[Records from a dataset]
▬▬▬
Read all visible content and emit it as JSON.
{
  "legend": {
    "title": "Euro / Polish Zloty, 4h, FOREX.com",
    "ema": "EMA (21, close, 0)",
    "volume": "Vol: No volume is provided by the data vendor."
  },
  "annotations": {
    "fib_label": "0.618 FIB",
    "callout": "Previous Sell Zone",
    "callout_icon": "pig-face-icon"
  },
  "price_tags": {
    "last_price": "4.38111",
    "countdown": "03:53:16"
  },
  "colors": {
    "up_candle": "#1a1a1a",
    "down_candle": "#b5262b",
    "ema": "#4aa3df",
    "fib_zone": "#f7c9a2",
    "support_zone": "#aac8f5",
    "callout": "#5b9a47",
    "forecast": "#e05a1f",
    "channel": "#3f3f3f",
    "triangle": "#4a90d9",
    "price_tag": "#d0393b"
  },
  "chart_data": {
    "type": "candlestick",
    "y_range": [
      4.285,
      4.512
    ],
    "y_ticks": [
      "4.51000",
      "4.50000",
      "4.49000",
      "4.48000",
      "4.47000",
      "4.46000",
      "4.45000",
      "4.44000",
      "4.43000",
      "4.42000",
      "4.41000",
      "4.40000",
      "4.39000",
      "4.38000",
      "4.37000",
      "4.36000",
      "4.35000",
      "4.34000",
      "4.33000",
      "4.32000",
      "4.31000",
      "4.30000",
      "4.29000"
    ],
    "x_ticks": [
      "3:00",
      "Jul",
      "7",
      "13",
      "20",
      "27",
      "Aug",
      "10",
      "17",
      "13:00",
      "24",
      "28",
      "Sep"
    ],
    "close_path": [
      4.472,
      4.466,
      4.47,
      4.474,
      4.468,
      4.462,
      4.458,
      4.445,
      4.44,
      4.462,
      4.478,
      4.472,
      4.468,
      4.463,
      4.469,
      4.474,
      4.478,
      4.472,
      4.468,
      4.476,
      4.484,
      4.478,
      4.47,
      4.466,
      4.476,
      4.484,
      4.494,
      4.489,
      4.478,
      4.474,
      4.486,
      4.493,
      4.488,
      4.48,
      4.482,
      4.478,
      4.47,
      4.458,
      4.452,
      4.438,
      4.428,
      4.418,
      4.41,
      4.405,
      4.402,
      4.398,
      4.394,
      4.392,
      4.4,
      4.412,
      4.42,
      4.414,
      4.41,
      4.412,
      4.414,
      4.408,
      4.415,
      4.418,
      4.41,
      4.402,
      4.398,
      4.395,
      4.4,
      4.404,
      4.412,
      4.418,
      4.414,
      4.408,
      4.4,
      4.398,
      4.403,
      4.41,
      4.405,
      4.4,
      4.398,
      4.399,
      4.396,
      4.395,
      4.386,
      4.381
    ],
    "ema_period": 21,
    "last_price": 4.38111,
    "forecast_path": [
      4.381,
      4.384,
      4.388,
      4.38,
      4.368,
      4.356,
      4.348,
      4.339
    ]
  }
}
▬▬▬
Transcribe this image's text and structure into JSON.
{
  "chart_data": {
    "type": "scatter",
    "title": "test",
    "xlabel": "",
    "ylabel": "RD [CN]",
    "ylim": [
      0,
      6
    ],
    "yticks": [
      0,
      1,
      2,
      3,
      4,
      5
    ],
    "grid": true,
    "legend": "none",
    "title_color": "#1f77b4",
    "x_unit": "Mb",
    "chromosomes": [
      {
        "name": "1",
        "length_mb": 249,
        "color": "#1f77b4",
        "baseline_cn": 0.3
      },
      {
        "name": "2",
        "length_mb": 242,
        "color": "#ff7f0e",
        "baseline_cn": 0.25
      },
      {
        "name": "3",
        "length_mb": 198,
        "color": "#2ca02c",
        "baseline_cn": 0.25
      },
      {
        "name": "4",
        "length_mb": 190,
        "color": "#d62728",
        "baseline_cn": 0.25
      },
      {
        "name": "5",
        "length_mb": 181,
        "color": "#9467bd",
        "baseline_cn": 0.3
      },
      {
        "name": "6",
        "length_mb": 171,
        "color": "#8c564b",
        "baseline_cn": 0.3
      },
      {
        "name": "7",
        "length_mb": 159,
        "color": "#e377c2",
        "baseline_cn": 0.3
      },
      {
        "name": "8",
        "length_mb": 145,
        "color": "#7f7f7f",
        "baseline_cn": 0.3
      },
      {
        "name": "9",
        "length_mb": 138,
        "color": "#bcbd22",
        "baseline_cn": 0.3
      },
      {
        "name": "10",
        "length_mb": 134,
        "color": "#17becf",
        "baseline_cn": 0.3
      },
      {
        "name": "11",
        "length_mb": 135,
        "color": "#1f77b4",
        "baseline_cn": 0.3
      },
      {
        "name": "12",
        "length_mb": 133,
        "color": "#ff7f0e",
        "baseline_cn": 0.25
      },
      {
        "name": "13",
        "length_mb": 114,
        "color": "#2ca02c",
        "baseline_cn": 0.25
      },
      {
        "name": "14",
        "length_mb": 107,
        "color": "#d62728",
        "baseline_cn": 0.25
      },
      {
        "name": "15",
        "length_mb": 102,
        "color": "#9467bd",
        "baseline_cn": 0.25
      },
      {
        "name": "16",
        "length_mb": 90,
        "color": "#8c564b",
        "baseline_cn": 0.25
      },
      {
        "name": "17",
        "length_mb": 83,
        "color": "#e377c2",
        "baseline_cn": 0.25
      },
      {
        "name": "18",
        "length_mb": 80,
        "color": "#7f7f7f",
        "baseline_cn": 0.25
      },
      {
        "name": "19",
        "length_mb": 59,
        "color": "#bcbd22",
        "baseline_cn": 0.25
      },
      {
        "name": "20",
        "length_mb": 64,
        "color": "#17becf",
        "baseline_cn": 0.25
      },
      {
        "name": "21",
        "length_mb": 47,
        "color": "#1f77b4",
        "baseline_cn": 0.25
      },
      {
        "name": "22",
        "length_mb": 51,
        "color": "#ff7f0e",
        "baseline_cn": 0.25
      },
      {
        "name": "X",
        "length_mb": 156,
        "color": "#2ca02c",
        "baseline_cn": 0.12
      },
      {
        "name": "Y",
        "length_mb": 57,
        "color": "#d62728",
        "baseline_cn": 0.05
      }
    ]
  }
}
▬▬▬
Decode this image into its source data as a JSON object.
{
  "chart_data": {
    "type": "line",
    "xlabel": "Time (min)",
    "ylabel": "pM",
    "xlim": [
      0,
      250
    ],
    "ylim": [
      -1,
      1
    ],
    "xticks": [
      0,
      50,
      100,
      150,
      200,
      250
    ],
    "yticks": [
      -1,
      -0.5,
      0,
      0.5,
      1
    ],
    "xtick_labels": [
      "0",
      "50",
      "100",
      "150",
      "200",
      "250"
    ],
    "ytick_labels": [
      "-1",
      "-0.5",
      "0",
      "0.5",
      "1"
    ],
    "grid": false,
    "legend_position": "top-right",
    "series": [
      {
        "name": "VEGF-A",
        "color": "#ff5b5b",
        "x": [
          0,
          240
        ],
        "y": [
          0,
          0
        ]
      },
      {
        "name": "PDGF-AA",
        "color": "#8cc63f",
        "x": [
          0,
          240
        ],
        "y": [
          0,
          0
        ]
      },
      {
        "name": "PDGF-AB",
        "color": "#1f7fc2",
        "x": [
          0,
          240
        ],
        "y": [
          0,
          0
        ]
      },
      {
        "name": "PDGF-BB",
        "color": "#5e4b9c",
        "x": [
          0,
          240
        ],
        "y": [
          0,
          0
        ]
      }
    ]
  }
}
▬▬▬
Set exercise. Copy every line in the entries above that has the string "JSON" in it.

Solution to this task.
Read all visible content and emit it as JSON.
Transcribe this image's text and structure into JSON.
Decode this image into its source data as a JSON object.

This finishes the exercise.